Dataset items

::::::::

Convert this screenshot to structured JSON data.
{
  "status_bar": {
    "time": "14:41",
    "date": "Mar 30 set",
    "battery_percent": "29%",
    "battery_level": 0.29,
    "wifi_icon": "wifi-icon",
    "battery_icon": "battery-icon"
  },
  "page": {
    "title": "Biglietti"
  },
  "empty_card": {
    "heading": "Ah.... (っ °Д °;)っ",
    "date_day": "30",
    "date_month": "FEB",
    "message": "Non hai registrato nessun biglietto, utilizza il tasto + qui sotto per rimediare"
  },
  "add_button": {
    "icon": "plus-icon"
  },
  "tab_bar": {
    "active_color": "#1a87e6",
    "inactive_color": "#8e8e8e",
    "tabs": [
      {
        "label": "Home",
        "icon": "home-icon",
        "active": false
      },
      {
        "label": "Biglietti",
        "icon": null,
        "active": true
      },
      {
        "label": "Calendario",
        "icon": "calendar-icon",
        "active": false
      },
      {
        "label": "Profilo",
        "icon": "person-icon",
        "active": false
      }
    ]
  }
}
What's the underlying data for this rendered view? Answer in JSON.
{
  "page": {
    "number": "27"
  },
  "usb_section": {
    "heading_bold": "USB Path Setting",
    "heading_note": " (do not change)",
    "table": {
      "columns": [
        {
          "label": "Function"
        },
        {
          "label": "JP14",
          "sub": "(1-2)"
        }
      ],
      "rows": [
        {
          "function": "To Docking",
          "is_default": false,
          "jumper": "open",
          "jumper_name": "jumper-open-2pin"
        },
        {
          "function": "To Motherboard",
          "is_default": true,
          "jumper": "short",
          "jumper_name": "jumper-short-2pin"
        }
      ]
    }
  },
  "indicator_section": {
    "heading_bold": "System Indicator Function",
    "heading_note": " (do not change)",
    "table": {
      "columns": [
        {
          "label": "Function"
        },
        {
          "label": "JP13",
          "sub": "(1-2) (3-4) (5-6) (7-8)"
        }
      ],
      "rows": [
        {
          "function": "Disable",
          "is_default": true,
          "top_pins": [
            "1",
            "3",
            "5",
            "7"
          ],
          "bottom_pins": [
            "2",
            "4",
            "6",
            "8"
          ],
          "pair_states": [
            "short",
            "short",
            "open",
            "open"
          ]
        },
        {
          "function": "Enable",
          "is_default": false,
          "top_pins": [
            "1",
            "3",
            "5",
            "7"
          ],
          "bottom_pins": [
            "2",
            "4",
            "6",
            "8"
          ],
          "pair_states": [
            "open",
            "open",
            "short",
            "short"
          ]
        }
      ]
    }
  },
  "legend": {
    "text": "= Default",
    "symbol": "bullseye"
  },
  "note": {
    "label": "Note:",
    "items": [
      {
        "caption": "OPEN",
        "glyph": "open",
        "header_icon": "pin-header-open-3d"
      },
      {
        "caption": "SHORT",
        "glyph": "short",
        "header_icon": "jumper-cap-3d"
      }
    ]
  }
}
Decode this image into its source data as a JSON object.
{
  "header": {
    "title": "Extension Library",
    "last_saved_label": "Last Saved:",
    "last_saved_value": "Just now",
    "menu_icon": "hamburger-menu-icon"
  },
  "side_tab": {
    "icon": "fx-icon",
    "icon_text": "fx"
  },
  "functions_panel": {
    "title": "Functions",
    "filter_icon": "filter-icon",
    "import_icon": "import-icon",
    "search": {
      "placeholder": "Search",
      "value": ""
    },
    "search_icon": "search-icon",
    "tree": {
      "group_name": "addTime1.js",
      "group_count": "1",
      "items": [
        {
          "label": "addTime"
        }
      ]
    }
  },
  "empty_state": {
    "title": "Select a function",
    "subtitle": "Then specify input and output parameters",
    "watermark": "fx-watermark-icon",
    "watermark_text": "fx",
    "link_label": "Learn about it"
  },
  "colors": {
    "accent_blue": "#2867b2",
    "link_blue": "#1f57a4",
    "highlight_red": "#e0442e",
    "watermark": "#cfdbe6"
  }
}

::::::::

Copy every record above exactly as it appears.

**Exercise result**.
Convert this screenshot to structured JSON data.
{
  "status_bar": {
    "time": "14:41",
    "date": "Mar 30 set",
    "battery_percent": "29%",
    "battery_level": 0.29,
    "wifi_icon": "wifi-icon",
    "battery_icon": "battery-icon"
  },
  "page": {
    "title": "Biglietti"
  },
  "empty_card": {
    "heading": "Ah.... (っ °Д °;)っ",
    "date_day": "30",
    "date_month": "FEB",
    "message": "Non hai registrato nessun biglietto, utilizza il tasto + qui sotto per rimediare"
  },
  "add_button": {
    "icon": "plus-icon"
  },
  "tab_bar": {
    "active_color": "#1a87e6",
    "inactive_color": "#8e8e8e",
    "tabs": [
      {
        "label": "Home",
        "icon": "home-icon",
        "active": false
      },
      {
        "label": "Biglietti",
        "icon": null,
        "active": true
      },
      {
        "label": "Calendario",
        "icon": "calendar-icon",
        "active": false
      },
      {
        "label": "Profilo",
        "icon": "person-icon",
        "active": false
      }
    ]
  }
}
What's the underlying data for this rendered view? Answer in JSON.
{
  "page": {
    "number": "27"
  },
  "usb_section": {
    "heading_bold": "USB Path Setting",
    "heading_note": " (do not change)",
    "table": {
      "columns": [
        {
          "label": "Function"
        },
        {
          "label": "JP14",
          "sub": "(1-2)"
        }
      ],
      "rows": [
        {
          "function": "To Docking",
          "is_default": false,
          "jumper": "open",
          "jumper_name": "jumper-open-2pin"
        },
        {
          "function": "To Motherboard",
          "is_default": true,
          "jumper": "short",
          "jumper_name": "jumper-short-2pin"
        }
      ]
    }
  },
  "indicator_section": {
    "heading_bold": "System Indicator Function",
    "heading_note": " (do not change)",
    "table": {
      "columns": [
        {
          "label": "Function"
        },
        {
          "label": "JP13",
          "sub": "(1-2) (3-4) (5-6) (7-8)"
        }
      ],
      "rows": [
        {
          "function": "Disable",
          "is_default": true,
          "top_pins": [
            "1",
            "3",
            "5",
            "7"
          ],
          "bottom_pins": [
            "2",
            "4",
            "6",
            "8"
          ],
          "pair_states": [
            "short",
            "short",
            "open",
            "open"
          ]
        },
        {
          "function": "Enable",
          "is_default": false,
          "top_pins": [
            "1",
            "3",
            "5",
            "7"
          ],
          "bottom_pins": [
            "2",
            "4",
            "6",
            "8"
          ],
          "pair_states": [
            "open",
            "open",
            "short",
            "short"
          ]
        }
      ]
    }
  },
  "legend": {
    "text": "= Default",
    "symbol": "bullseye"
  },
  "note": {
    "label": "Note:",
    "items": [
      {
        "caption": "OPEN",
        "glyph": "open",
        "header_icon": "pin-header-open-3d"
      },
      {
        "caption": "SHORT",
        "glyph": "short",
        "header_icon": "jumper-cap-3d"
      }
    ]
  }
}
Decode this image into its source data as a JSON object.
{
  "header": {
    "title": "Extension Library",
    "last_saved_label": "Last Saved:",
    "last_saved_value": "Just now",
    "menu_icon": "hamburger-menu-icon"
  },
  "side_tab": {
    "icon": "fx-icon",
    "icon_text": "fx"
  },
  "functions_panel": {
    "title": "Functions",
    "filter_icon": "filter-icon",
    "import_icon": "import-icon",
    "search": {
      "placeholder": "Search",
      "value": ""
    },
    "search_icon": "search-icon",
    "tree": {
      "group_name": "addTime1.js",
      "group_count": "1",
      "items": [
        {
          "label": "addTime"
        }
      ]
    }
  },
  "empty_state": {
    "title": "Select a function",
    "subtitle": "Then specify input and output parameters",
    "watermark": "fx-watermark-icon",
    "watermark_text": "fx",
    "link_label": "Learn about it"
  },
  "colors": {
    "accent_blue": "#2867b2",
    "link_blue": "#1f57a4",
    "highlight_red": "#e0442e",
    "watermark": "#cfdbe6"
  }
}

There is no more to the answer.